__Short problem__.
Return the whole listing, line for line, without the pictures in it.

__Records for this task__.
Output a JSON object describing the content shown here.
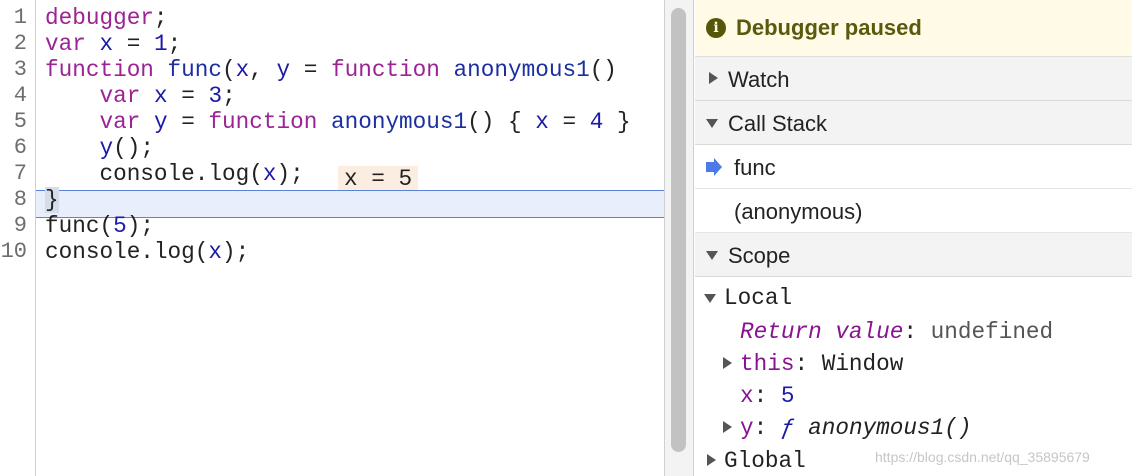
{
  "editor": {
    "line_numbers": [
      "1",
      "2",
      "3",
      "4",
      "5",
      "6",
      "7",
      "8",
      "9",
      "10"
    ],
    "lines": [
      [
        {
          "t": "debugger",
          "c": "kw"
        },
        {
          "t": ";",
          "c": "plain"
        }
      ],
      [
        {
          "t": "var",
          "c": "kw"
        },
        {
          "t": " ",
          "c": "plain"
        },
        {
          "t": "x",
          "c": "vr"
        },
        {
          "t": " = ",
          "c": "plain"
        },
        {
          "t": "1",
          "c": "num"
        },
        {
          "t": ";",
          "c": "plain"
        }
      ],
      [
        {
          "t": "function",
          "c": "kw"
        },
        {
          "t": " ",
          "c": "plain"
        },
        {
          "t": "func",
          "c": "fn"
        },
        {
          "t": "(",
          "c": "plain"
        },
        {
          "t": "x",
          "c": "vr"
        },
        {
          "t": ", ",
          "c": "plain"
        },
        {
          "t": "y",
          "c": "vr"
        },
        {
          "t": " = ",
          "c": "plain"
        },
        {
          "t": "function",
          "c": "kw"
        },
        {
          "t": " ",
          "c": "plain"
        },
        {
          "t": "anonymous1",
          "c": "fn"
        },
        {
          "t": "()",
          "c": "plain"
        }
      ],
      [
        {
          "t": "    ",
          "c": "plain"
        },
        {
          "t": "var",
          "c": "kw"
        },
        {
          "t": " ",
          "c": "plain"
        },
        {
          "t": "x",
          "c": "vr"
        },
        {
          "t": " = ",
          "c": "plain"
        },
        {
          "t": "3",
          "c": "num"
        },
        {
          "t": ";",
          "c": "plain"
        }
      ],
      [
        {
          "t": "    ",
          "c": "plain"
        },
        {
          "t": "var",
          "c": "kw"
        },
        {
          "t": " ",
          "c": "plain"
        },
        {
          "t": "y",
          "c": "vr"
        },
        {
          "t": " = ",
          "c": "plain"
        },
        {
          "t": "function",
          "c": "kw"
        },
        {
          "t": " ",
          "c": "plain"
        },
        {
          "t": "anonymous1",
          "c": "fn"
        },
        {
          "t": "() { ",
          "c": "plain"
        },
        {
          "t": "x",
          "c": "vr"
        },
        {
          "t": " = ",
          "c": "plain"
        },
        {
          "t": "4",
          "c": "num"
        },
        {
          "t": " }",
          "c": "plain"
        }
      ],
      [
        {
          "t": "    ",
          "c": "plain"
        },
        {
          "t": "y",
          "c": "vr"
        },
        {
          "t": "();",
          "c": "plain"
        }
      ],
      [
        {
          "t": "    console.log(",
          "c": "plain"
        },
        {
          "t": "x",
          "c": "vr"
        },
        {
          "t": ");",
          "c": "plain"
        }
      ],
      [
        {
          "t": "}",
          "c": "brace-box"
        }
      ],
      [
        {
          "t": "func(",
          "c": "plain"
        },
        {
          "t": "5",
          "c": "num"
        },
        {
          "t": ");",
          "c": "plain"
        }
      ],
      [
        {
          "t": "console.log(",
          "c": "plain"
        },
        {
          "t": "x",
          "c": "vr"
        },
        {
          "t": ");",
          "c": "plain"
        }
      ]
    ],
    "inline_value": "x = 5"
  },
  "sidebar": {
    "paused_banner": "Debugger paused",
    "watch_label": "Watch",
    "call_stack_label": "Call Stack",
    "call_stack": [
      "func",
      "(anonymous)"
    ],
    "scope_label": "Scope",
    "scope": {
      "local_label": "Local",
      "return_key": "Return value",
      "return_sep": ": ",
      "return_val": "undefined",
      "this_key": "this",
      "this_sep": ": ",
      "this_val": "Window",
      "x_key": "x",
      "x_sep": ": ",
      "x_val": "5",
      "y_key": "y",
      "y_sep": ": ",
      "y_f": "ƒ",
      "y_val": " anonymous1()",
      "global_label": "Global"
    }
  },
  "watermark": "https://blog.csdn.net/qq_35895679",
  "colors": {
    "paused_line_bg": "#e8eefc",
    "paused_line_border": "#5a82d8",
    "banner_bg": "#fffbe6",
    "current_frame_arrow": "#4c7be8"
  }
}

__Full output__.
Output a JSON object describing the content shown here.
{
  "editor": {
    "line_numbers": [
      "1",
      "2",
      "3",
      "4",
      "5",
      "6",
      "7",
      "8",
      "9",
      "10"
    ],
    "lines": [
      [
        {
          "t": "debugger",
          "c": "kw"
        },
        {
          "t": ";",
          "c": "plain"
        }
      ],
      [
        {
          "t": "var",
          "c": "kw"
        },
        {
          "t": " ",
          "c": "plain"
        },
        {
          "t": "x",
          "c": "vr"
        },
        {
          "t": " = ",
          "c": "plain"
        },
        {
          "t": "1",
          "c": "num"
        },
        {
          "t": ";",
          "c": "plain"
        }
      ],
      [
        {
          "t": "function",
          "c": "kw"
        },
        {
          "t": " ",
          "c": "plain"
        },
        {
          "t": "func",
          "c": "fn"
        },
        {
          "t": "(",
          "c": "plain"
        },
        {
          "t": "x",
          "c": "vr"
        },
        {
          "t": ", ",
          "c": "plain"
        },
        {
          "t": "y",
          "c": "vr"
        },
        {
          "t": " = ",
          "c": "plain"
        },
        {
          "t": "function",
          "c": "kw"
        },
        {
          "t": " ",
          "c": "plain"
        },
        {
          "t": "anonymous1",
          "c": "fn"
        },
        {
          "t": "()",
          "c": "plain"
        }
      ],
      [
        {
          "t": "    ",
          "c": "plain"
        },
        {
          "t": "var",
          "c": "kw"
        },
        {
          "t": " ",
          "c": "plain"
        },
        {
          "t": "x",
          "c": "vr"
        },
        {
          "t": " = ",
          "c": "plain"
        },
        {
          "t": "3",
          "c": "num"
        },
        {
          "t": ";",
          "c": "plain"
        }
      ],
      [
        {
          "t": "    ",
          "c": "plain"
        },
        {
          "t": "var",
          "c": "kw"
        },
        {
          "t": " ",
          "c": "plain"
        },
        {
          "t": "y",
          "c": "vr"
        },
        {
          "t": " = ",
          "c": "plain"
        },
        {
          "t": "function",
          "c": "kw"
        },
        {
          "t": " ",
          "c": "plain"
        },
        {
          "t": "anonymous1",
          "c": "fn"
        },
        {
          "t": "() { ",
          "c": "plain"
        },
        {
          "t": "x",
          "c": "vr"
        },
        {
          "t": " = ",
          "c": "plain"
        },
        {
          "t": "4",
          "c": "num"
        },
        {
          "t": " }",
          "c": "plain"
        }
      ],
      [
        {
          "t": "    ",
          "c": "plain"
        },
        {
          "t": "y",
          "c": "vr"
        },
        {
          "t": "();",
          "c": "plain"
        }
      ],
      [
        {
          "t": "    console.log(",
          "c": "plain"
        },
        {
          "t": "x",
          "c": "vr"
        },
        {
          "t": ");",
          "c": "plain"
        }
      ],
      [
        {
          "t": "}",
          "c": "brace-box"
        }
      ],
      [
        {
          "t": "func(",
          "c": "plain"
        },
        {
          "t": "5",
          "c": "num"
        },
        {
          "t": ");",
          "c": "plain"
        }
      ],
      [
        {
          "t": "console.log(",
          "c": "plain"
        },
        {
          "t": "x",
          "c": "vr"
        },
        {
          "t": ");",
          "c": "plain"
        }
      ]
    ],
    "inline_value": "x = 5"
  },
  "sidebar": {
    "paused_banner": "Debugger paused",
    "watch_label": "Watch",
    "call_stack_label": "Call Stack",
    "call_stack": [
      "func",
      "(anonymous)"
    ],
    "scope_label": "Scope",
    "scope": {
      "local_label": "Local",
      "return_key": "Return value",
      "return_sep": ": ",
      "return_val": "undefined",
      "this_key": "this",
      "this_sep": ": ",
      "this_val": "Window",
      "x_key": "x",
      "x_sep": ": ",
      "x_val": "5",
      "y_key": "y",
      "y_sep": ": ",
      "y_f": "ƒ",
      "y_val": " anonymous1()",
      "global_label": "Global"
    }
  },
  "watermark": "https://blog.csdn.net/qq_35895679",
  "colors": {
    "paused_line_bg": "#e8eefc",
    "paused_line_border": "#5a82d8",
    "banner_bg": "#fffbe6",
    "current_frame_arrow": "#4c7be8"
  }
}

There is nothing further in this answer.